WHAT YOU HAVE TO DO – Output the material below in its entirety, exactly as given.

Source data –
───

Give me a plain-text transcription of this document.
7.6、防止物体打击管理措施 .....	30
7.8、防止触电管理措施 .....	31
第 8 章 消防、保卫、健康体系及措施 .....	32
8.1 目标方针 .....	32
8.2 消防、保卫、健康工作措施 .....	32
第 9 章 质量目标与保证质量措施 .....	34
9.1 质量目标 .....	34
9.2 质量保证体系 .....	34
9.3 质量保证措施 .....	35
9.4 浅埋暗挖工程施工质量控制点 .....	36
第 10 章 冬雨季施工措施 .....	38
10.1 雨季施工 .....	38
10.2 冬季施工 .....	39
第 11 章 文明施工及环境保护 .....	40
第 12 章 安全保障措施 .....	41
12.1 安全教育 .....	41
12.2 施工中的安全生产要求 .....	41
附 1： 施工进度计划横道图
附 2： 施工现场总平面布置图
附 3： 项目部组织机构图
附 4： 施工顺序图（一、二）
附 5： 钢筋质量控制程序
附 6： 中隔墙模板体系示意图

───

OUTPUT BELOW –
Give me a plain-text transcription of this document.
7.6、防止物体打击管理措施 .....	30
7.8、防止触电管理措施 .....	31
第 8 章 消防、保卫、健康体系及措施 .....	32
8.1 目标方针 .....	32
8.2 消防、保卫、健康工作措施 .....	32
第 9 章 质量目标与保证质量措施 .....	34
9.1 质量目标 .....	34
9.2 质量保证体系 .....	34
9.3 质量保证措施 .....	35
9.4 浅埋暗挖工程施工质量控制点 .....	36
第 10 章 冬雨季施工措施 .....	38
10.1 雨季施工 .....	38
10.2 冬季施工 .....	39
第 11 章 文明施工及环境保护 .....	40
第 12 章 安全保障措施 .....	41
12.1 安全教育 .....	41
12.2 施工中的安全生产要求 .....	41
附 1： 施工进度计划横道图
附 2： 施工现场总平面布置图
附 3： 项目部组织机构图
附 4： 施工顺序图（一、二）
附 5： 钢筋质量控制程序
附 6： 中隔墙模板体系示意图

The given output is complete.